- [Stated exercise] Write out all of the records precisely. Skip anything that is a picture.
..........
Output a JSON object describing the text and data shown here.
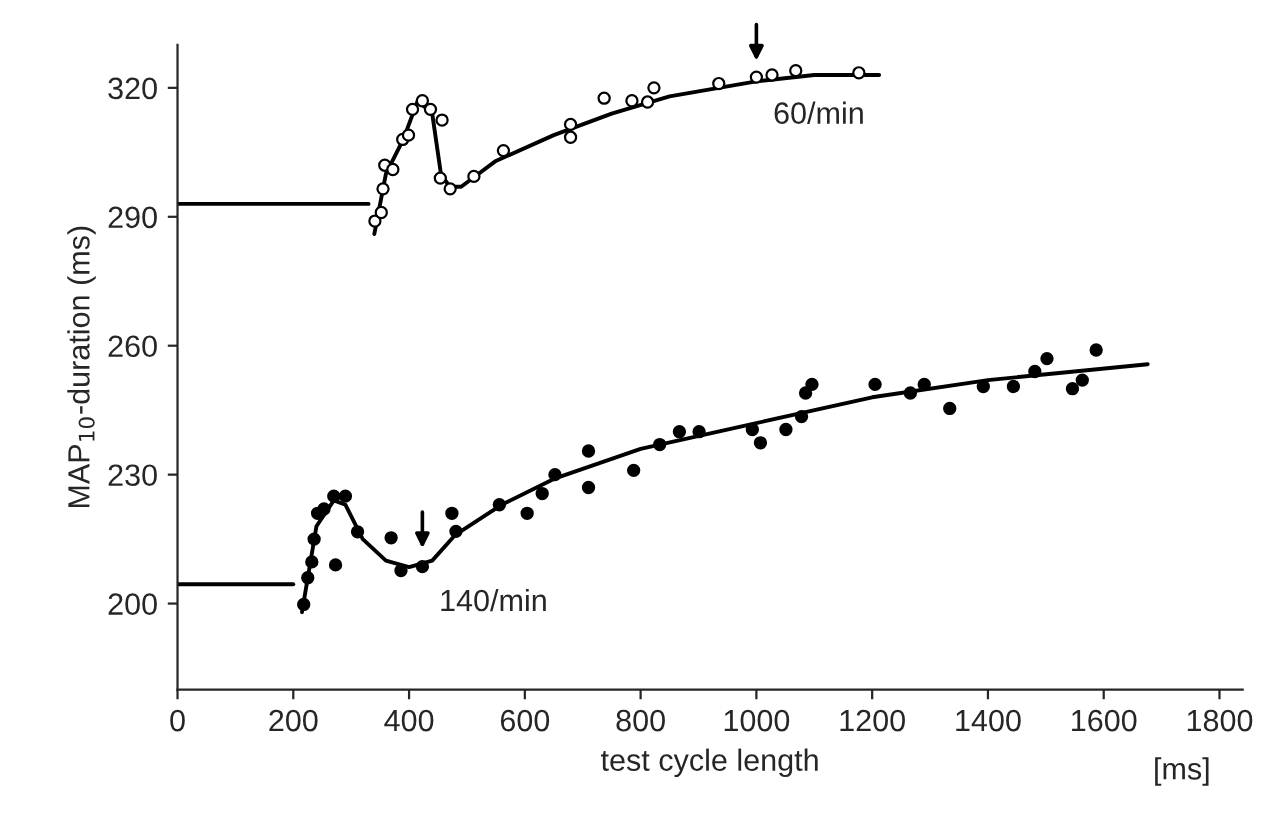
{
  "chart_data": {
    "type": "scatter",
    "xlabel": "test cycle length",
    "ylabel": "MAP$_{10}$-duration (ms)",
    "xlim": [
      0,
      1840
    ],
    "ylim": [
      180,
      330
    ],
    "xticks": [
      0,
      200,
      400,
      600,
      800,
      1000,
      1200,
      1400,
      1600,
      1800
    ],
    "yticks": [
      200,
      230,
      260,
      290,
      320
    ],
    "grid": false,
    "legend": false,
    "annotations": [
      {
        "text": "60/min",
        "x": 1000,
        "y": 322
      },
      {
        "text": "140/min",
        "x": 423,
        "y": 208.6
      },
      "[ms]"
    ],
    "series": [
      {
        "type": "line",
        "color": "#000000",
        "marker": "none",
        "line_style": "solid",
        "x": [
          0,
          330
        ],
        "values": [
          293,
          293
        ]
      },
      {
        "type": "line",
        "color": "#000000",
        "marker": "none",
        "line_style": "solid",
        "x": [
          340,
          360,
          390,
          415,
          440,
          455,
          470,
          490,
          550,
          650,
          750,
          850,
          1000,
          1100,
          1212
        ],
        "values": [
          286,
          300,
          308,
          317,
          314,
          300,
          297,
          297,
          303,
          309,
          314,
          318,
          321.5,
          323,
          323
        ]
      },
      {
        "type": "scatter",
        "color": "#ffffff",
        "marker": "circle",
        "x": [
          341,
          352,
          355,
          358,
          372,
          389,
          399,
          406,
          423,
          437,
          457,
          454,
          471,
          512,
          563,
          679,
          679,
          737,
          785,
          812,
          823,
          935,
          1000,
          1027,
          1068,
          1177
        ],
        "values": [
          289,
          291,
          296.5,
          302,
          301,
          308,
          309,
          315,
          317,
          315,
          312.5,
          299,
          296.5,
          299.4,
          305.4,
          308.5,
          311.5,
          317.6,
          317,
          316.7,
          320,
          321,
          322.5,
          323,
          324,
          323.5
        ]
      },
      {
        "type": "line",
        "color": "#000000",
        "marker": "none",
        "line_style": "solid",
        "x": [
          0,
          200
        ],
        "values": [
          204.5,
          204.5
        ]
      },
      {
        "type": "line",
        "color": "#000000",
        "marker": "none",
        "line_style": "solid",
        "x": [
          215,
          240,
          270,
          290,
          320,
          360,
          400,
          440,
          480,
          560,
          650,
          800,
          1000,
          1200,
          1400,
          1676
        ],
        "values": [
          198,
          218,
          224,
          223,
          215,
          210,
          208.5,
          210,
          216,
          223,
          229,
          236,
          242,
          248,
          252,
          255.7
        ]
      },
      {
        "type": "scatter",
        "color": "#000000",
        "marker": "circle",
        "x": [
          218,
          225,
          232,
          236,
          242,
          253,
          270,
          290,
          273,
          311,
          369,
          386,
          423,
          474,
          481,
          556,
          604,
          630,
          652,
          710,
          710,
          788,
          833,
          867,
          901,
          993,
          1007,
          1051,
          1078,
          1085,
          1096,
          1205,
          1266,
          1290,
          1334,
          1392,
          1444,
          1481,
          1502,
          1546,
          1563,
          1587
        ],
        "values": [
          199.8,
          206,
          209.7,
          215,
          221,
          222,
          225,
          225,
          209,
          216.7,
          215.3,
          207.7,
          208.6,
          221,
          216.8,
          223,
          221,
          225.6,
          230,
          235.5,
          227,
          231,
          237,
          240,
          240,
          240.5,
          237.4,
          240.5,
          243.5,
          249,
          251,
          251,
          249,
          251,
          245.4,
          250.5,
          250.5,
          254,
          257,
          250,
          252,
          259
        ]
      }
    ]
  }
}
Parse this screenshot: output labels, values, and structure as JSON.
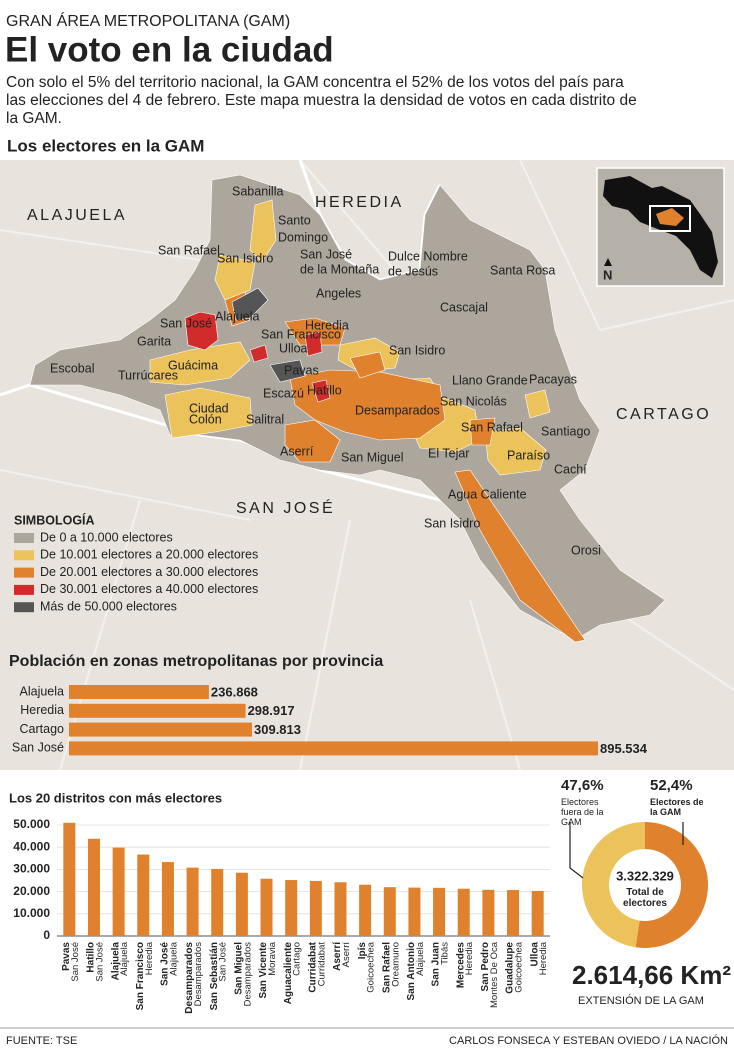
..........
- [Exercise output]
Output a JSON object describing the text and data shown here.
{
  "chart_data": {
    "type": "scatter",
    "xlabel": "test cycle length",
    "ylabel": "MAP$_{10}$-duration (ms)",
    "xlim": [
      0,
      1840
    ],
    "ylim": [
      180,
      330
    ],
    "xticks": [
      0,
      200,
      400,
      600,
      800,
      1000,
      1200,
      1400,
      1600,
      1800
    ],
    "yticks": [
      200,
      230,
      260,
      290,
      320
    ],
    "grid": false,
    "legend": false,
    "annotations": [
      {
        "text": "60/min",
        "x": 1000,
        "y": 322
      },
      {
        "text": "140/min",
        "x": 423,
        "y": 208.6
      },
      "[ms]"
    ],
    "series": [
      {
        "type": "line",
        "color": "#000000",
        "marker": "none",
        "line_style": "solid",
        "x": [
          0,
          330
        ],
        "values": [
          293,
          293
        ]
      },
      {
        "type": "line",
        "color": "#000000",
        "marker": "none",
        "line_style": "solid",
        "x": [
          340,
          360,
          390,
          415,
          440,
          455,
          470,
          490,
          550,
          650,
          750,
          850,
          1000,
          1100,
          1212
        ],
        "values": [
          286,
          300,
          308,
          317,
          314,
          300,
          297,
          297,
          303,
          309,
          314,
          318,
          321.5,
          323,
          323
        ]
      },
      {
        "type": "scatter",
        "color": "#ffffff",
        "marker": "circle",
        "x": [
          341,
          352,
          355,
          358,
          372,
          389,
          399,
          406,
          423,
          437,
          457,
          454,
          471,
          512,
          563,
          679,
          679,
          737,
          785,
          812,
          823,
          935,
          1000,
          1027,
          1068,
          1177
        ],
        "values": [
          289,
          291,
          296.5,
          302,
          301,
          308,
          309,
          315,
          317,
          315,
          312.5,
          299,
          296.5,
          299.4,
          305.4,
          308.5,
          311.5,
          317.6,
          317,
          316.7,
          320,
          321,
          322.5,
          323,
          324,
          323.5
        ]
      },
      {
        "type": "line",
        "color": "#000000",
        "marker": "none",
        "line_style": "solid",
        "x": [
          0,
          200
        ],
        "values": [
          204.5,
          204.5
        ]
      },
      {
        "type": "line",
        "color": "#000000",
        "marker": "none",
        "line_style": "solid",
        "x": [
          215,
          240,
          270,
          290,
          320,
          360,
          400,
          440,
          480,
          560,
          650,
          800,
          1000,
          1200,
          1400,
          1676
        ],
        "values": [
          198,
          218,
          224,
          223,
          215,
          210,
          208.5,
          210,
          216,
          223,
          229,
          236,
          242,
          248,
          252,
          255.7
        ]
      },
      {
        "type": "scatter",
        "color": "#000000",
        "marker": "circle",
        "x": [
          218,
          225,
          232,
          236,
          242,
          253,
          270,
          290,
          273,
          311,
          369,
          386,
          423,
          474,
          481,
          556,
          604,
          630,
          652,
          710,
          710,
          788,
          833,
          867,
          901,
          993,
          1007,
          1051,
          1078,
          1085,
          1096,
          1205,
          1266,
          1290,
          1334,
          1392,
          1444,
          1481,
          1502,
          1546,
          1563,
          1587
        ],
        "values": [
          199.8,
          206,
          209.7,
          215,
          221,
          222,
          225,
          225,
          209,
          216.7,
          215.3,
          207.7,
          208.6,
          221,
          216.8,
          223,
          221,
          225.6,
          230,
          235.5,
          227,
          231,
          237,
          240,
          240,
          240.5,
          237.4,
          240.5,
          243.5,
          249,
          251,
          251,
          249,
          251,
          245.4,
          250.5,
          250.5,
          254,
          257,
          250,
          252,
          259
        ]
      }
    ]
  }
}
Parse this screenshot: output labels, values, and structure as JSON.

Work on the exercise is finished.